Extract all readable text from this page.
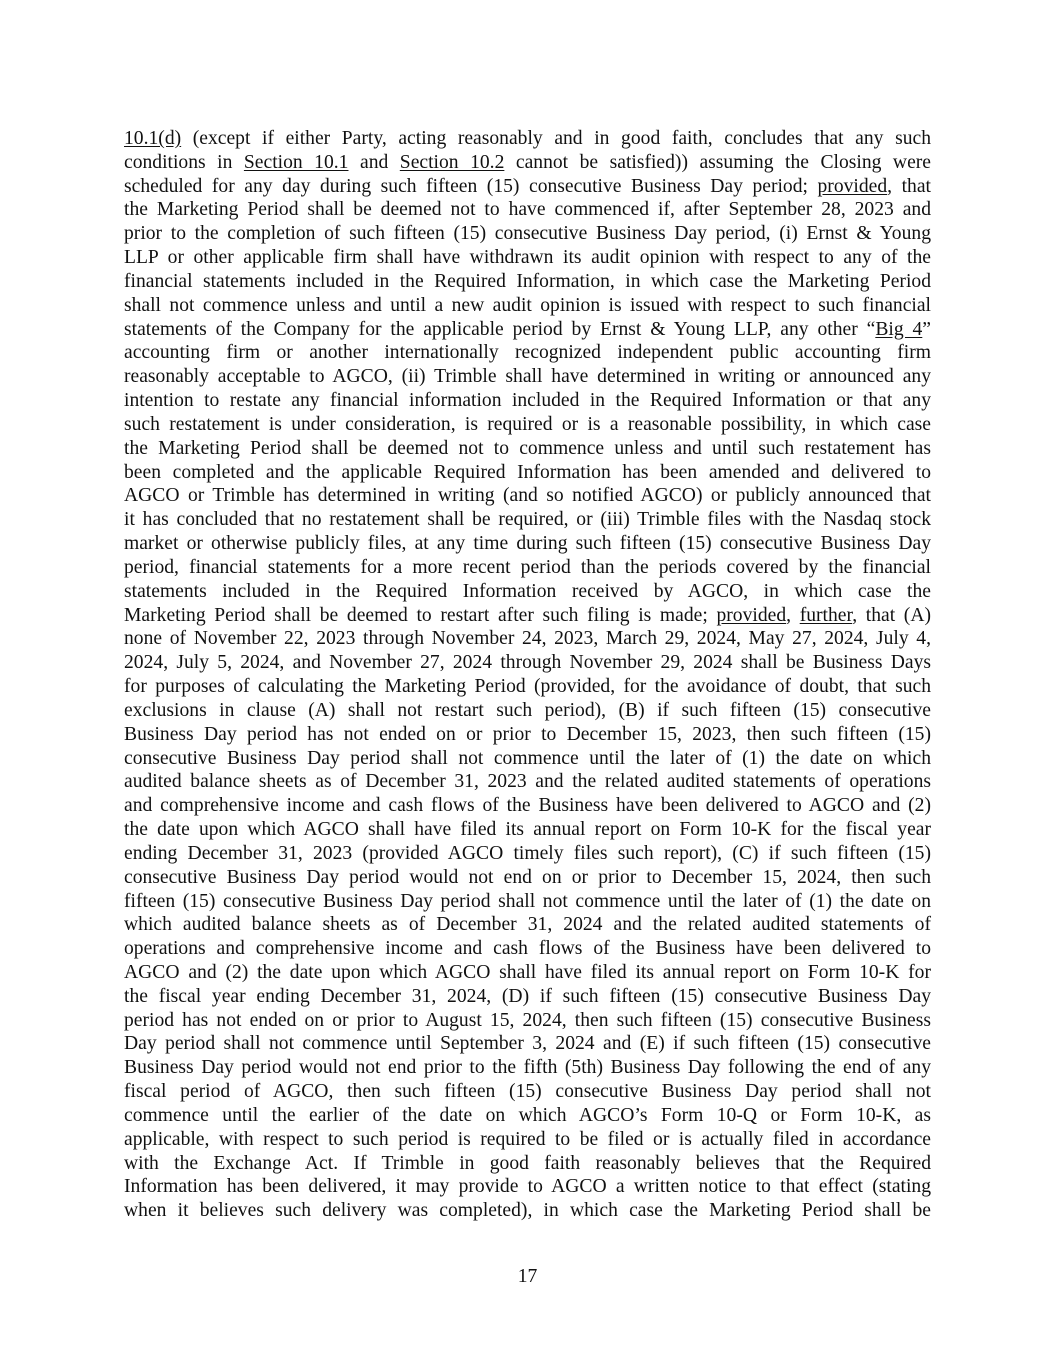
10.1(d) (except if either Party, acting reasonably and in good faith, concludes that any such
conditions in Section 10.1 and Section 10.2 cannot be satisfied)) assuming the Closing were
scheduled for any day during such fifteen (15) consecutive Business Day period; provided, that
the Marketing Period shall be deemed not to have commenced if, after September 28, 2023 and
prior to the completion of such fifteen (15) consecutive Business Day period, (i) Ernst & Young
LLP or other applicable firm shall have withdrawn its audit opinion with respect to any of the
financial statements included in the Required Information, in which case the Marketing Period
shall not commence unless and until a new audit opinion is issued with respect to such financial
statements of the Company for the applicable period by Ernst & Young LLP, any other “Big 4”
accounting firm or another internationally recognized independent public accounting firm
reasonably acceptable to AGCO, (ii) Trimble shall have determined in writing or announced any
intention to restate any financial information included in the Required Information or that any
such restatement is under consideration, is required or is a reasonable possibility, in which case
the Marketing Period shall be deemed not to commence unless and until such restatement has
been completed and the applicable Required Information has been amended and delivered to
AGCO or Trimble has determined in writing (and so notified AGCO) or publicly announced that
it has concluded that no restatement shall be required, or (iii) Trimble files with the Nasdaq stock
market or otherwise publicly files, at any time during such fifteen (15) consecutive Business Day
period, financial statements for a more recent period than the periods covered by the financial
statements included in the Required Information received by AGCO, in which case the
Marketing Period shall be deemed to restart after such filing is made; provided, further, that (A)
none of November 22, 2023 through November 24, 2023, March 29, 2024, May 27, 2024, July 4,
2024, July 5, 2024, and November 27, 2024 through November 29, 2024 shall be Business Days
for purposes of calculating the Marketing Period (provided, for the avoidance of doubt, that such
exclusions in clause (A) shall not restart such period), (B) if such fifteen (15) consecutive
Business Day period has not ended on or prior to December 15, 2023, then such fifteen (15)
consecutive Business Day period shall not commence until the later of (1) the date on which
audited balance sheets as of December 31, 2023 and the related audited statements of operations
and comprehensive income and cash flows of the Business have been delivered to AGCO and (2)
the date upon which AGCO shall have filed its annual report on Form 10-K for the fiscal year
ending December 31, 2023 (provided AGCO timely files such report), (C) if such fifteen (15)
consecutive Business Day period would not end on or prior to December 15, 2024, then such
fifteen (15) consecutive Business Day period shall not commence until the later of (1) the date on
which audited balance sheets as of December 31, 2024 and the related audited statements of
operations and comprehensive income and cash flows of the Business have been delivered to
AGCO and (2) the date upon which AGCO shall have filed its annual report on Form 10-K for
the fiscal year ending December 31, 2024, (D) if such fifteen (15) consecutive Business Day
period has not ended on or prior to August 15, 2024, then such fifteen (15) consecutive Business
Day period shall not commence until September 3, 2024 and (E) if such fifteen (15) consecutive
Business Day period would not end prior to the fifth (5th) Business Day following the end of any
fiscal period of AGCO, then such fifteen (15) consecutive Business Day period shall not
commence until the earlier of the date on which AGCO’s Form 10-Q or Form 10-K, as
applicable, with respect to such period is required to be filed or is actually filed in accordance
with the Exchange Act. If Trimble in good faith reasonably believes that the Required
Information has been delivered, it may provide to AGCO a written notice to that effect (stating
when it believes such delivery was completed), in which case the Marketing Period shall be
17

....

> [Task description]:
Copy the records above exactly, leaving out every picture.

> [Solution to the problem]:
Extract all readable text from this page.
10.1(d) (except if either Party, acting reasonably and in good faith, concludes that any such
conditions in Section 10.1 and Section 10.2 cannot be satisfied)) assuming the Closing were
scheduled for any day during such fifteen (15) consecutive Business Day period; provided, that
the Marketing Period shall be deemed not to have commenced if, after September 28, 2023 and
prior to the completion of such fifteen (15) consecutive Business Day period, (i) Ernst & Young
LLP or other applicable firm shall have withdrawn its audit opinion with respect to any of the
financial statements included in the Required Information, in which case the Marketing Period
shall not commence unless and until a new audit opinion is issued with respect to such financial
statements of the Company for the applicable period by Ernst & Young LLP, any other “Big 4”
accounting firm or another internationally recognized independent public accounting firm
reasonably acceptable to AGCO, (ii) Trimble shall have determined in writing or announced any
intention to restate any financial information included in the Required Information or that any
such restatement is under consideration, is required or is a reasonable possibility, in which case
the Marketing Period shall be deemed not to commence unless and until such restatement has
been completed and the applicable Required Information has been amended and delivered to
AGCO or Trimble has determined in writing (and so notified AGCO) or publicly announced that
it has concluded that no restatement shall be required, or (iii) Trimble files with the Nasdaq stock
market or otherwise publicly files, at any time during such fifteen (15) consecutive Business Day
period, financial statements for a more recent period than the periods covered by the financial
statements included in the Required Information received by AGCO, in which case the
Marketing Period shall be deemed to restart after such filing is made; provided, further, that (A)
none of November 22, 2023 through November 24, 2023, March 29, 2024, May 27, 2024, July 4,
2024, July 5, 2024, and November 27, 2024 through November 29, 2024 shall be Business Days
for purposes of calculating the Marketing Period (provided, for the avoidance of doubt, that such
exclusions in clause (A) shall not restart such period), (B) if such fifteen (15) consecutive
Business Day period has not ended on or prior to December 15, 2023, then such fifteen (15)
consecutive Business Day period shall not commence until the later of (1) the date on which
audited balance sheets as of December 31, 2023 and the related audited statements of operations
and comprehensive income and cash flows of the Business have been delivered to AGCO and (2)
the date upon which AGCO shall have filed its annual report on Form 10-K for the fiscal year
ending December 31, 2023 (provided AGCO timely files such report), (C) if such fifteen (15)
consecutive Business Day period would not end on or prior to December 15, 2024, then such
fifteen (15) consecutive Business Day period shall not commence until the later of (1) the date on
which audited balance sheets as of December 31, 2024 and the related audited statements of
operations and comprehensive income and cash flows of the Business have been delivered to
AGCO and (2) the date upon which AGCO shall have filed its annual report on Form 10-K for
the fiscal year ending December 31, 2024, (D) if such fifteen (15) consecutive Business Day
period has not ended on or prior to August 15, 2024, then such fifteen (15) consecutive Business
Day period shall not commence until September 3, 2024 and (E) if such fifteen (15) consecutive
Business Day period would not end prior to the fifth (5th) Business Day following the end of any
fiscal period of AGCO, then such fifteen (15) consecutive Business Day period shall not
commence until the earlier of the date on which AGCO’s Form 10-Q or Form 10-K, as
applicable, with respect to such period is required to be filed or is actually filed in accordance
with the Exchange Act. If Trimble in good faith reasonably believes that the Required
Information has been delivered, it may provide to AGCO a written notice to that effect (stating
when it believes such delivery was completed), in which case the Marketing Period shall be
17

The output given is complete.